**INPUT DATA**
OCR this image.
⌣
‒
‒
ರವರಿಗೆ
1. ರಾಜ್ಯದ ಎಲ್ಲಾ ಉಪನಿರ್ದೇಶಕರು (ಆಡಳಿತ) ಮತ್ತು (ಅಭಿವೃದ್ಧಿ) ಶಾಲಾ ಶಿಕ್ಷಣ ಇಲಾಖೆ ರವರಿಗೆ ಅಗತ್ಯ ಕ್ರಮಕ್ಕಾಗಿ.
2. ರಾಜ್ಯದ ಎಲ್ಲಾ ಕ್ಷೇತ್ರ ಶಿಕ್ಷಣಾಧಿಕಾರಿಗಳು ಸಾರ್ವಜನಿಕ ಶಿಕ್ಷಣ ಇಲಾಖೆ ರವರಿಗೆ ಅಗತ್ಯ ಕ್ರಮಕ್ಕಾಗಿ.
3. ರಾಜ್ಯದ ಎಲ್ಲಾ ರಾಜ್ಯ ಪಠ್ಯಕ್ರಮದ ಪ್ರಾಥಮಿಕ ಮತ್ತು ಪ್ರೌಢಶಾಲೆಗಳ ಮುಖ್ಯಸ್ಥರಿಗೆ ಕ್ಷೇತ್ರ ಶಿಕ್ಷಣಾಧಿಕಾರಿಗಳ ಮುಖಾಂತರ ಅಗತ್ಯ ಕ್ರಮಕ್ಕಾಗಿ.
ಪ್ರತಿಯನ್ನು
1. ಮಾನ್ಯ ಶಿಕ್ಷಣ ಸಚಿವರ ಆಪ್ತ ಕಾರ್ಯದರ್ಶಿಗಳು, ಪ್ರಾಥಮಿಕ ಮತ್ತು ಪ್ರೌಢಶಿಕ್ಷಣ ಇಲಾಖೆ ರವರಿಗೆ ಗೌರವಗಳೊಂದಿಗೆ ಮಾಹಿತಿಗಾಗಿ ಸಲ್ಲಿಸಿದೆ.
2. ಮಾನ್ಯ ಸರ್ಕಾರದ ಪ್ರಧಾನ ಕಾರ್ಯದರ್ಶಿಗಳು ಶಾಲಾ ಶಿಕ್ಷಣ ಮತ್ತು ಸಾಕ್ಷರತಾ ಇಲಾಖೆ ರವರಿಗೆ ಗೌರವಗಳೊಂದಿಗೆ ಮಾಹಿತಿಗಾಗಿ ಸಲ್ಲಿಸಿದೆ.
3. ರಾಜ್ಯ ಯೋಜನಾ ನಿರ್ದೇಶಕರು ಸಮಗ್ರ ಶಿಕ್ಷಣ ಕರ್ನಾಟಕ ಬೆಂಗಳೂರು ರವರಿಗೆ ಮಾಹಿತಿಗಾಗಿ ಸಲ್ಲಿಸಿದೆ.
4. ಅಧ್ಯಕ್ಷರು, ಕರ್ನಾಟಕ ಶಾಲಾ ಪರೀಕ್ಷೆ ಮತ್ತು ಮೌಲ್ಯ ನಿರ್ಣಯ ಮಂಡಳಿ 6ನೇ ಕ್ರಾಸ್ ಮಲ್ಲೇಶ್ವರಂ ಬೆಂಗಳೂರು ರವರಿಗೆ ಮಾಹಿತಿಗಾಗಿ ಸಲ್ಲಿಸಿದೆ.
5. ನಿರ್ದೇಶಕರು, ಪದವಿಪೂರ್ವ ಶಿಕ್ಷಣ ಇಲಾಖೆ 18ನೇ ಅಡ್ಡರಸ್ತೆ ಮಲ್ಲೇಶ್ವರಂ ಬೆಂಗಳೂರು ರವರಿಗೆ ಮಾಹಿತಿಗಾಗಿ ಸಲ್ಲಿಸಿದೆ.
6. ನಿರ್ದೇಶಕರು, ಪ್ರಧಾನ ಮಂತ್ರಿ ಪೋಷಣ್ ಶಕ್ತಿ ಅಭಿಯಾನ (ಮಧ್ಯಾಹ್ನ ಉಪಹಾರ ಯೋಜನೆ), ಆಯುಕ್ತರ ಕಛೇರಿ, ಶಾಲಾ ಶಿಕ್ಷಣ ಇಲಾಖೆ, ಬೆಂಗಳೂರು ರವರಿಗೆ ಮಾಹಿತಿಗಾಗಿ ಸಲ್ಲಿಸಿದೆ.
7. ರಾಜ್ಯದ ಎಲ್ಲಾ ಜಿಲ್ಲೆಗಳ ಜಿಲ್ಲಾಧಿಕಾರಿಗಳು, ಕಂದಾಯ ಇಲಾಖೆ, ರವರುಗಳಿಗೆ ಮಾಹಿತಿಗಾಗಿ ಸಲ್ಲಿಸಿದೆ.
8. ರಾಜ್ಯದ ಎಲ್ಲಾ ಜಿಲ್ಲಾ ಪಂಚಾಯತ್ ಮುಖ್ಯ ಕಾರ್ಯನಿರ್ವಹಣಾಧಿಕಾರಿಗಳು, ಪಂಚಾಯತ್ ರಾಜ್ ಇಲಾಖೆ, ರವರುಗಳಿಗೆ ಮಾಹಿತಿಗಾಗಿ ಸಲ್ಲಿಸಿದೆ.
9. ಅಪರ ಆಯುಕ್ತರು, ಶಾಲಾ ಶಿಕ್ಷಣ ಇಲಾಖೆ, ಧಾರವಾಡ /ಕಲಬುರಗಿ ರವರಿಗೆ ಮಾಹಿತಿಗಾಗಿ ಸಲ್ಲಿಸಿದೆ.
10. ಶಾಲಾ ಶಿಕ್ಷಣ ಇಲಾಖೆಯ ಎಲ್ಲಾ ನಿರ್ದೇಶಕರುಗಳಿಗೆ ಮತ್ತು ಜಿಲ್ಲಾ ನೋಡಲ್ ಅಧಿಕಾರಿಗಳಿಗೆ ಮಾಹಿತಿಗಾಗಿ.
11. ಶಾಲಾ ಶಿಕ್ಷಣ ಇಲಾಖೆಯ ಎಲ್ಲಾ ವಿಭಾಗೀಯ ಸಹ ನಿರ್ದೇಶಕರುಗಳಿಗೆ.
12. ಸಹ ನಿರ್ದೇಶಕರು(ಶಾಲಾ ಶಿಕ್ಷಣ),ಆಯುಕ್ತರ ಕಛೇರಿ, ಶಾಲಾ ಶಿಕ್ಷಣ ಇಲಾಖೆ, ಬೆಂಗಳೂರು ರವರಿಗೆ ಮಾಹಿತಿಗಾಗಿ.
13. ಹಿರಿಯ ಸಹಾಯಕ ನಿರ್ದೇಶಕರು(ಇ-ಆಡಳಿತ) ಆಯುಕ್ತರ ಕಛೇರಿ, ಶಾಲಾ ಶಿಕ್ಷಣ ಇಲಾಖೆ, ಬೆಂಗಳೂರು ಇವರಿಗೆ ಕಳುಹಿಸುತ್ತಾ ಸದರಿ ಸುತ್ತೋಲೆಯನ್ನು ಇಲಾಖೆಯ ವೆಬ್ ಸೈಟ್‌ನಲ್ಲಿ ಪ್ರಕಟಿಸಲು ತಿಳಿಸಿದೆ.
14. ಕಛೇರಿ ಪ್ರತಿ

**WORK REQUIRED**
Which lines hold the word "ರವಗಳ"? Show each one.

**WORKED ANSWER**
1. ಮಾನ್ಯ ಶಿಕ್ಷಣ ಸಚಿವರ ಆಪ್ತ ಕಾರ್ಯದರ್ಶಿಗಳು, ಪ್ರಾಥಮಿಕ ಮತ್ತು ಪ್ರೌಢಶಿಕ್ಷಣ ಇಲಾಖೆ ರವರಿಗೆ ಗೌರವಗಳೊಂದಿಗೆ ಮಾಹಿತಿಗಾಗಿ ಸಲ್ಲಿಸಿದೆ.
2. ಮಾನ್ಯ ಸರ್ಕಾರದ ಪ್ರಧಾನ ಕಾರ್ಯದರ್ಶಿಗಳು ಶಾಲಾ ಶಿಕ್ಷಣ ಮತ್ತು ಸಾಕ್ಷರತಾ ಇಲಾಖೆ ರವರಿಗೆ ಗೌರವಗಳೊಂದಿಗೆ ಮಾಹಿತಿಗಾಗಿ ಸಲ್ಲಿಸಿದೆ.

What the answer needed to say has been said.